TASK OBJECTIVE: Every line that contains the word "della" should be copied.

RECORDS FOR THE EXERCISE:
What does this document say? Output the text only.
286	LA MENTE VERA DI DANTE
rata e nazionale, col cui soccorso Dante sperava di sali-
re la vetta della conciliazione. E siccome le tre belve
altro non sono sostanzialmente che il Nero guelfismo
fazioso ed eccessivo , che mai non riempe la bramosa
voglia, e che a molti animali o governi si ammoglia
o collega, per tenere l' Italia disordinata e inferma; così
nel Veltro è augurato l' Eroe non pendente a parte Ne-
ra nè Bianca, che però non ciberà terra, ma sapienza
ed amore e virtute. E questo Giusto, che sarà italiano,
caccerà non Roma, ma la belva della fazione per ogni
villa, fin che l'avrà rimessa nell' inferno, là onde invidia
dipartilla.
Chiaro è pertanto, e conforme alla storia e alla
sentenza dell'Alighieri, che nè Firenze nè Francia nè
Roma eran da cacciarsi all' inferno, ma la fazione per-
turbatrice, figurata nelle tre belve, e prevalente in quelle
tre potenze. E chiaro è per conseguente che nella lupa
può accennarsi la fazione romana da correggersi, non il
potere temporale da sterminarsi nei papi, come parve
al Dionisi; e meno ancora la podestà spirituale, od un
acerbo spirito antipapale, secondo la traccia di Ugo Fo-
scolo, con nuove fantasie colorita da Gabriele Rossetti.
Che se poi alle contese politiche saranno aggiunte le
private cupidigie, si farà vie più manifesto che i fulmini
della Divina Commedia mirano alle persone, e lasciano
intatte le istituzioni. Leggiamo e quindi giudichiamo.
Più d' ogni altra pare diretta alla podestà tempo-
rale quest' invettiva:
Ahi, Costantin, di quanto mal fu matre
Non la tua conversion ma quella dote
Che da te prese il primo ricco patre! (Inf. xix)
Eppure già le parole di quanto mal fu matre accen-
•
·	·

* * *

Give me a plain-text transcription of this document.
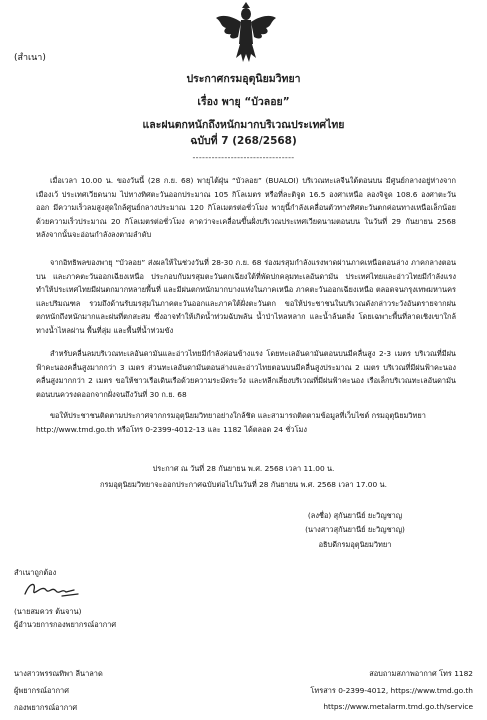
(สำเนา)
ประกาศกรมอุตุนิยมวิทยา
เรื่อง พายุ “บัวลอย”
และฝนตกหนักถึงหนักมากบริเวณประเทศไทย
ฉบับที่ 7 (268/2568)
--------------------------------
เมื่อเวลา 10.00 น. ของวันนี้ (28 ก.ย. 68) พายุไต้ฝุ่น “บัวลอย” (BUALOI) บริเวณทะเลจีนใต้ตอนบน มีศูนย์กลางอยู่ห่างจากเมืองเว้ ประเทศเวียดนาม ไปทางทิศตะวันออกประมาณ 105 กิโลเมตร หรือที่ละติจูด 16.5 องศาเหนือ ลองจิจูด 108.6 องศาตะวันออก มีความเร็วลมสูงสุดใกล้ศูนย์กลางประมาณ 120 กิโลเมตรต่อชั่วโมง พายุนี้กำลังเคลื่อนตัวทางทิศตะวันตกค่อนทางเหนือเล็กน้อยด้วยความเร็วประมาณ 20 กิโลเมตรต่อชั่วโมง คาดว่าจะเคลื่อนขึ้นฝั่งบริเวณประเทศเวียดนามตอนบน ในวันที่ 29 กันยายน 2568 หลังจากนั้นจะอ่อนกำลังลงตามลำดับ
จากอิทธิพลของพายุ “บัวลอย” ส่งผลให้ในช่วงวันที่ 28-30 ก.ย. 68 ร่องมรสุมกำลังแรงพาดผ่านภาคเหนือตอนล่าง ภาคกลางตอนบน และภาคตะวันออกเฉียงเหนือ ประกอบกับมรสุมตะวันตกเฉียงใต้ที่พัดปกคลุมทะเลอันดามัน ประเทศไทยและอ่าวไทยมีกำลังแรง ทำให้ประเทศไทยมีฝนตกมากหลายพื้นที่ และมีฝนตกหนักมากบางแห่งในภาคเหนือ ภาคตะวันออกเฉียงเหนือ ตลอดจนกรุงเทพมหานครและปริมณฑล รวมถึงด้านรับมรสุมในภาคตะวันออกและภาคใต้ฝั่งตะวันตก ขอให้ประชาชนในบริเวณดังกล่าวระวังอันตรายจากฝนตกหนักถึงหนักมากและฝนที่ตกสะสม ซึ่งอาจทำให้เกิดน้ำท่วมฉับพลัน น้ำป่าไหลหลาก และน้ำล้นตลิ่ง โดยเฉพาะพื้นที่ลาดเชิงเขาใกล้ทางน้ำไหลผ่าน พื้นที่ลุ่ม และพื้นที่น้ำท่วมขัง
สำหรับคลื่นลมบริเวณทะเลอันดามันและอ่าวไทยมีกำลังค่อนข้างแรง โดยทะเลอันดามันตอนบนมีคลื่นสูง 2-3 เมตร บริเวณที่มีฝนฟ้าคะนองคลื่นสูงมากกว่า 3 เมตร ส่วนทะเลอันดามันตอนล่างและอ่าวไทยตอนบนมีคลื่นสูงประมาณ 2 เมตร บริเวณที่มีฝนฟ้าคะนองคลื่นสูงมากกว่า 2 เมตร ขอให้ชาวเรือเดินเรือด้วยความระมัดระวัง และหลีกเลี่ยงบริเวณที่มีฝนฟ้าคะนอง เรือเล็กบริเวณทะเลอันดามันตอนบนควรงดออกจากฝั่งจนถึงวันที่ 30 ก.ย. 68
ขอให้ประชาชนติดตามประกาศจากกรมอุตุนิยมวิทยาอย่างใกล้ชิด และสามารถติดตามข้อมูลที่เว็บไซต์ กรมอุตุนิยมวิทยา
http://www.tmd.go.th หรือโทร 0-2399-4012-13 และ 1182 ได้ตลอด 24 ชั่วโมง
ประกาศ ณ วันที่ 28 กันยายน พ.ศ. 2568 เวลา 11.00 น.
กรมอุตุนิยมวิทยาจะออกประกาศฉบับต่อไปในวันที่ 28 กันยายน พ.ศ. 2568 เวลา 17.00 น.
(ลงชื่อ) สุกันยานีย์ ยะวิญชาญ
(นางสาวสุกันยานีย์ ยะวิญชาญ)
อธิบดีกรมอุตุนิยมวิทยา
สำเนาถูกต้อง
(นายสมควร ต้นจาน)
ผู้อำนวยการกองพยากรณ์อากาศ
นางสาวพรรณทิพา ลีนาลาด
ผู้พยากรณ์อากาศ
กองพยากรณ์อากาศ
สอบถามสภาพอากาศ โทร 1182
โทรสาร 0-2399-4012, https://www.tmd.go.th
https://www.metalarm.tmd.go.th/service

==

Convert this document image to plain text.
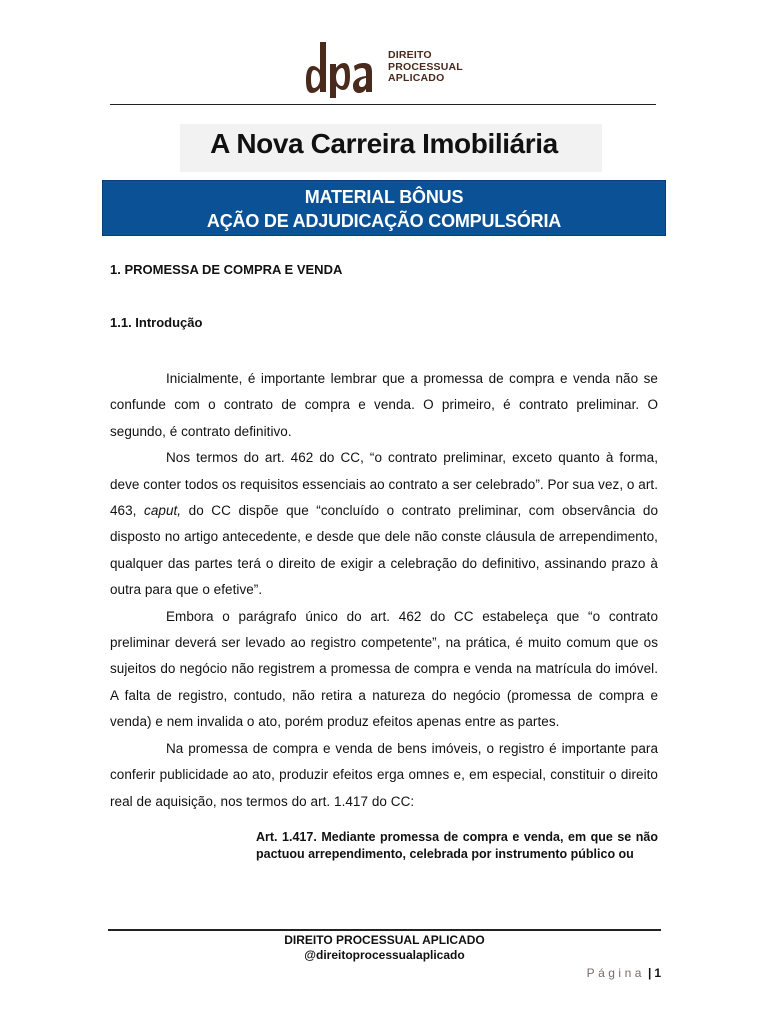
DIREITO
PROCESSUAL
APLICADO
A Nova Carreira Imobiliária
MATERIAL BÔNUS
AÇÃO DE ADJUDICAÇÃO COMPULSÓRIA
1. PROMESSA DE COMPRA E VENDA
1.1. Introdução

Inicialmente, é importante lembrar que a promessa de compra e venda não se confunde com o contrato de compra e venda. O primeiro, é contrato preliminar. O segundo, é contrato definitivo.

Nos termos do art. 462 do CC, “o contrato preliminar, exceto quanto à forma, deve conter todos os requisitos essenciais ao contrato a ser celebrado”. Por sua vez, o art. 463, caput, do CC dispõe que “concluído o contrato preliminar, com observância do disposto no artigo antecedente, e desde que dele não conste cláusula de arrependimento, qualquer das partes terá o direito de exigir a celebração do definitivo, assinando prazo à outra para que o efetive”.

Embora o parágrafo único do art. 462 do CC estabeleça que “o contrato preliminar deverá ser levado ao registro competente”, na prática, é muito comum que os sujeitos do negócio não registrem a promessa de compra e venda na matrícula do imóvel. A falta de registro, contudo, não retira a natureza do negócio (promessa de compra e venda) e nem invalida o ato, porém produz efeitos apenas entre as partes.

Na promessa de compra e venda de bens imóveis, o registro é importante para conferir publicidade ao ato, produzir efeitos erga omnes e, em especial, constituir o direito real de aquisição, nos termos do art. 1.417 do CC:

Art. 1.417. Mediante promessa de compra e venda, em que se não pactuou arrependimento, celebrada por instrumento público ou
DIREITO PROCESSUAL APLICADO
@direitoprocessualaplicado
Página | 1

REPLY TO THE EXERCISE:
re la vetta della conciliazione. E siccome le tre belve
caccerà non Roma, ma la belva della fazione per ogni
della Divina Commedia mirano alle persone, e lasciano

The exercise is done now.